Figure record extracts:
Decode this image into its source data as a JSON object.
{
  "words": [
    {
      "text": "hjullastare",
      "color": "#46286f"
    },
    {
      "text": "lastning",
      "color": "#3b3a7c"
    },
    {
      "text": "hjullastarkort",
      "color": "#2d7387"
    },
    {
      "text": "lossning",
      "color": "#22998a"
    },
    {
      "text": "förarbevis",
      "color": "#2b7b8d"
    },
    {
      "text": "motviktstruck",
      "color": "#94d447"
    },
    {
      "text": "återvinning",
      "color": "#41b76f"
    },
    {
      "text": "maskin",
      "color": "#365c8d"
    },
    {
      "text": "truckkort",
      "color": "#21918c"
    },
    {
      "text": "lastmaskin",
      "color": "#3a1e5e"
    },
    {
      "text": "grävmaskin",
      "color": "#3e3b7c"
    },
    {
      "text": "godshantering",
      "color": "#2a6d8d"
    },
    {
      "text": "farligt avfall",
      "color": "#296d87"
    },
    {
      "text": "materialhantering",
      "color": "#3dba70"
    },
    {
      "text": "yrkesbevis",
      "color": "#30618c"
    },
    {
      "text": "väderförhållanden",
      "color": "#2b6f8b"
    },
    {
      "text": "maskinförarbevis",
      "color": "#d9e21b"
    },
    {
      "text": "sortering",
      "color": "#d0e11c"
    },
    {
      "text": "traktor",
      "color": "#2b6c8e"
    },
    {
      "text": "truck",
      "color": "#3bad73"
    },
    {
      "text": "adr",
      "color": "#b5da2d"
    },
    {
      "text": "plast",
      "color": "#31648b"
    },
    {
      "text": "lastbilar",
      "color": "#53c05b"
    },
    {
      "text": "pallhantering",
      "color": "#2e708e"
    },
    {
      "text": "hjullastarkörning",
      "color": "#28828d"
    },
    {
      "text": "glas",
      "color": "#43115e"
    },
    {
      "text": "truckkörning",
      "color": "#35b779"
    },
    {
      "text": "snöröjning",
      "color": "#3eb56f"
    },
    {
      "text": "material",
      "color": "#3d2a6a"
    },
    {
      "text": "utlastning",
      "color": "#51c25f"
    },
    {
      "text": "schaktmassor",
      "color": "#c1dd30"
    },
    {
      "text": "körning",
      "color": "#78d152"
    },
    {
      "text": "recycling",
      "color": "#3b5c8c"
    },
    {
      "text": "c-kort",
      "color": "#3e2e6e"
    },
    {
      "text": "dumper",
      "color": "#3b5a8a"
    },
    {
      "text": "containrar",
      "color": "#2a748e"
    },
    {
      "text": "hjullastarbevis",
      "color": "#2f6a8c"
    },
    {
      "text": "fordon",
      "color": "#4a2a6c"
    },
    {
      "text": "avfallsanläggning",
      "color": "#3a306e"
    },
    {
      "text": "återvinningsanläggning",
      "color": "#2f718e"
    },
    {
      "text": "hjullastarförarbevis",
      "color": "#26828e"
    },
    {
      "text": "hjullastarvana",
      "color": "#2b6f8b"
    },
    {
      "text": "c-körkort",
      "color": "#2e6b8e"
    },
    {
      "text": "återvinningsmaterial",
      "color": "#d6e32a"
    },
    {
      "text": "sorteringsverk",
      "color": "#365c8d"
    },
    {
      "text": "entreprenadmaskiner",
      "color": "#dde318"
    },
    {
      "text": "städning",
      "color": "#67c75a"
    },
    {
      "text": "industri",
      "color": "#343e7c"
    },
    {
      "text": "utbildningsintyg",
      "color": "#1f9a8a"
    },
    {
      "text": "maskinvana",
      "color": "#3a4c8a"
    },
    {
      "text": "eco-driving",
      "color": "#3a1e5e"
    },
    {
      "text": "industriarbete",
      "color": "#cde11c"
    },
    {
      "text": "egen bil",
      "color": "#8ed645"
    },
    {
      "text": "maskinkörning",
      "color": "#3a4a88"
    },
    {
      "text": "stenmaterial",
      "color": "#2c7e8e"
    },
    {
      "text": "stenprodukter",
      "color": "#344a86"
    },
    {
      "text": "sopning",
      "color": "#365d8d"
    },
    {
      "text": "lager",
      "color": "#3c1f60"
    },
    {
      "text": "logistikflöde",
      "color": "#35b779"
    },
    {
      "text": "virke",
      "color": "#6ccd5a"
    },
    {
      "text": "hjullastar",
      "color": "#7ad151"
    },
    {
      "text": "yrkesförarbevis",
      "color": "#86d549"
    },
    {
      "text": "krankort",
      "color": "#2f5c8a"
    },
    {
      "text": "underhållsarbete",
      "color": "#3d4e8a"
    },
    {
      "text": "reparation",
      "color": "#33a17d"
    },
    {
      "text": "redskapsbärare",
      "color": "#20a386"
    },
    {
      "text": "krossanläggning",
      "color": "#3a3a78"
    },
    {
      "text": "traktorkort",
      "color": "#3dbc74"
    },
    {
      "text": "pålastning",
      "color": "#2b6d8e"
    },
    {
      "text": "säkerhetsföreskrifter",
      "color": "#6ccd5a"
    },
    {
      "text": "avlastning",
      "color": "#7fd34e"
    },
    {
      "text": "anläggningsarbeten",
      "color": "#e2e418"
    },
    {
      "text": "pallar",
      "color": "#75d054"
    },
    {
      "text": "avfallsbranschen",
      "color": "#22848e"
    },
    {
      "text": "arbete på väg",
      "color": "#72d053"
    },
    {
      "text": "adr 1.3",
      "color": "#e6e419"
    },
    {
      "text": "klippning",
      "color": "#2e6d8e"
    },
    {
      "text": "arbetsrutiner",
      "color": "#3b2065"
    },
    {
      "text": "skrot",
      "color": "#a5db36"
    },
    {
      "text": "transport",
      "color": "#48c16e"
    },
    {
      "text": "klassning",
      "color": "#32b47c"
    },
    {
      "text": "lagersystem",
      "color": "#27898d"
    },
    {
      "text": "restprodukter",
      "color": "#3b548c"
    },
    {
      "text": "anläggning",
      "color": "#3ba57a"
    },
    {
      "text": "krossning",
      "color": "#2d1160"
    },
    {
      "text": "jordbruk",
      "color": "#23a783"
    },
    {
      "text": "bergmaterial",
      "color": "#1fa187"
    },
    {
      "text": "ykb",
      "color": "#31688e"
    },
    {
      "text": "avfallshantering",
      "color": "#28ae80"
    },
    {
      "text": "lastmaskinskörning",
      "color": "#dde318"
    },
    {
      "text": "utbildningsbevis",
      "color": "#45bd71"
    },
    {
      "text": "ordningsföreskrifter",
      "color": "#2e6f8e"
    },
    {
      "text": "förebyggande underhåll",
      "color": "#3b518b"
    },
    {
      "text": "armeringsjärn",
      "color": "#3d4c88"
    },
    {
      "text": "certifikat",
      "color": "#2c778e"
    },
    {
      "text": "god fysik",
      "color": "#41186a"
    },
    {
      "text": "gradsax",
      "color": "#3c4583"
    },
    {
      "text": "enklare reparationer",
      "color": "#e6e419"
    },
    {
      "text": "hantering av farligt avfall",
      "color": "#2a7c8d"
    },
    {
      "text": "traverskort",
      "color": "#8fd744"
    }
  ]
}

— Directions for this task —
Return all of the data exactly as it reads.

— Answer to the task —
Decode this image into its source data as a JSON object.
{
  "words": [
    {
      "text": "hjullastare",
      "color": "#46286f"
    },
    {
      "text": "lastning",
      "color": "#3b3a7c"
    },
    {
      "text": "hjullastarkort",
      "color": "#2d7387"
    },
    {
      "text": "lossning",
      "color": "#22998a"
    },
    {
      "text": "förarbevis",
      "color": "#2b7b8d"
    },
    {
      "text": "motviktstruck",
      "color": "#94d447"
    },
    {
      "text": "återvinning",
      "color": "#41b76f"
    },
    {
      "text": "maskin",
      "color": "#365c8d"
    },
    {
      "text": "truckkort",
      "color": "#21918c"
    },
    {
      "text": "lastmaskin",
      "color": "#3a1e5e"
    },
    {
      "text": "grävmaskin",
      "color": "#3e3b7c"
    },
    {
      "text": "godshantering",
      "color": "#2a6d8d"
    },
    {
      "text": "farligt avfall",
      "color": "#296d87"
    },
    {
      "text": "materialhantering",
      "color": "#3dba70"
    },
    {
      "text": "yrkesbevis",
      "color": "#30618c"
    },
    {
      "text": "väderförhållanden",
      "color": "#2b6f8b"
    },
    {
      "text": "maskinförarbevis",
      "color": "#d9e21b"
    },
    {
      "text": "sortering",
      "color": "#d0e11c"
    },
    {
      "text": "traktor",
      "color": "#2b6c8e"
    },
    {
      "text": "truck",
      "color": "#3bad73"
    },
    {
      "text": "adr",
      "color": "#b5da2d"
    },
    {
      "text": "plast",
      "color": "#31648b"
    },
    {
      "text": "lastbilar",
      "color": "#53c05b"
    },
    {
      "text": "pallhantering",
      "color": "#2e708e"
    },
    {
      "text": "hjullastarkörning",
      "color": "#28828d"
    },
    {
      "text": "glas",
      "color": "#43115e"
    },
    {
      "text": "truckkörning",
      "color": "#35b779"
    },
    {
      "text": "snöröjning",
      "color": "#3eb56f"
    },
    {
      "text": "material",
      "color": "#3d2a6a"
    },
    {
      "text": "utlastning",
      "color": "#51c25f"
    },
    {
      "text": "schaktmassor",
      "color": "#c1dd30"
    },
    {
      "text": "körning",
      "color": "#78d152"
    },
    {
      "text": "recycling",
      "color": "#3b5c8c"
    },
    {
      "text": "c-kort",
      "color": "#3e2e6e"
    },
    {
      "text": "dumper",
      "color": "#3b5a8a"
    },
    {
      "text": "containrar",
      "color": "#2a748e"
    },
    {
      "text": "hjullastarbevis",
      "color": "#2f6a8c"
    },
    {
      "text": "fordon",
      "color": "#4a2a6c"
    },
    {
      "text": "avfallsanläggning",
      "color": "#3a306e"
    },
    {
      "text": "återvinningsanläggning",
      "color": "#2f718e"
    },
    {
      "text": "hjullastarförarbevis",
      "color": "#26828e"
    },
    {
      "text": "hjullastarvana",
      "color": "#2b6f8b"
    },
    {
      "text": "c-körkort",
      "color": "#2e6b8e"
    },
    {
      "text": "återvinningsmaterial",
      "color": "#d6e32a"
    },
    {
      "text": "sorteringsverk",
      "color": "#365c8d"
    },
    {
      "text": "entreprenadmaskiner",
      "color": "#dde318"
    },
    {
      "text": "städning",
      "color": "#67c75a"
    },
    {
      "text": "industri",
      "color": "#343e7c"
    },
    {
      "text": "utbildningsintyg",
      "color": "#1f9a8a"
    },
    {
      "text": "maskinvana",
      "color": "#3a4c8a"
    },
    {
      "text": "eco-driving",
      "color": "#3a1e5e"
    },
    {
      "text": "industriarbete",
      "color": "#cde11c"
    },
    {
      "text": "egen bil",
      "color": "#8ed645"
    },
    {
      "text": "maskinkörning",
      "color": "#3a4a88"
    },
    {
      "text": "stenmaterial",
      "color": "#2c7e8e"
    },
    {
      "text": "stenprodukter",
      "color": "#344a86"
    },
    {
      "text": "sopning",
      "color": "#365d8d"
    },
    {
      "text": "lager",
      "color": "#3c1f60"
    },
    {
      "text": "logistikflöde",
      "color": "#35b779"
    },
    {
      "text": "virke",
      "color": "#6ccd5a"
    },
    {
      "text": "hjullastar",
      "color": "#7ad151"
    },
    {
      "text": "yrkesförarbevis",
      "color": "#86d549"
    },
    {
      "text": "krankort",
      "color": "#2f5c8a"
    },
    {
      "text": "underhållsarbete",
      "color": "#3d4e8a"
    },
    {
      "text": "reparation",
      "color": "#33a17d"
    },
    {
      "text": "redskapsbärare",
      "color": "#20a386"
    },
    {
      "text": "krossanläggning",
      "color": "#3a3a78"
    },
    {
      "text": "traktorkort",
      "color": "#3dbc74"
    },
    {
      "text": "pålastning",
      "color": "#2b6d8e"
    },
    {
      "text": "säkerhetsföreskrifter",
      "color": "#6ccd5a"
    },
    {
      "text": "avlastning",
      "color": "#7fd34e"
    },
    {
      "text": "anläggningsarbeten",
      "color": "#e2e418"
    },
    {
      "text": "pallar",
      "color": "#75d054"
    },
    {
      "text": "avfallsbranschen",
      "color": "#22848e"
    },
    {
      "text": "arbete på väg",
      "color": "#72d053"
    },
    {
      "text": "adr 1.3",
      "color": "#e6e419"
    },
    {
      "text": "klippning",
      "color": "#2e6d8e"
    },
    {
      "text": "arbetsrutiner",
      "color": "#3b2065"
    },
    {
      "text": "skrot",
      "color": "#a5db36"
    },
    {
      "text": "transport",
      "color": "#48c16e"
    },
    {
      "text": "klassning",
      "color": "#32b47c"
    },
    {
      "text": "lagersystem",
      "color": "#27898d"
    },
    {
      "text": "restprodukter",
      "color": "#3b548c"
    },
    {
      "text": "anläggning",
      "color": "#3ba57a"
    },
    {
      "text": "krossning",
      "color": "#2d1160"
    },
    {
      "text": "jordbruk",
      "color": "#23a783"
    },
    {
      "text": "bergmaterial",
      "color": "#1fa187"
    },
    {
      "text": "ykb",
      "color": "#31688e"
    },
    {
      "text": "avfallshantering",
      "color": "#28ae80"
    },
    {
      "text": "lastmaskinskörning",
      "color": "#dde318"
    },
    {
      "text": "utbildningsbevis",
      "color": "#45bd71"
    },
    {
      "text": "ordningsföreskrifter",
      "color": "#2e6f8e"
    },
    {
      "text": "förebyggande underhåll",
      "color": "#3b518b"
    },
    {
      "text": "armeringsjärn",
      "color": "#3d4c88"
    },
    {
      "text": "certifikat",
      "color": "#2c778e"
    },
    {
      "text": "god fysik",
      "color": "#41186a"
    },
    {
      "text": "gradsax",
      "color": "#3c4583"
    },
    {
      "text": "enklare reparationer",
      "color": "#e6e419"
    },
    {
      "text": "hantering av farligt avfall",
      "color": "#2a7c8d"
    },
    {
      "text": "traverskort",
      "color": "#8fd744"
    }
  ]
}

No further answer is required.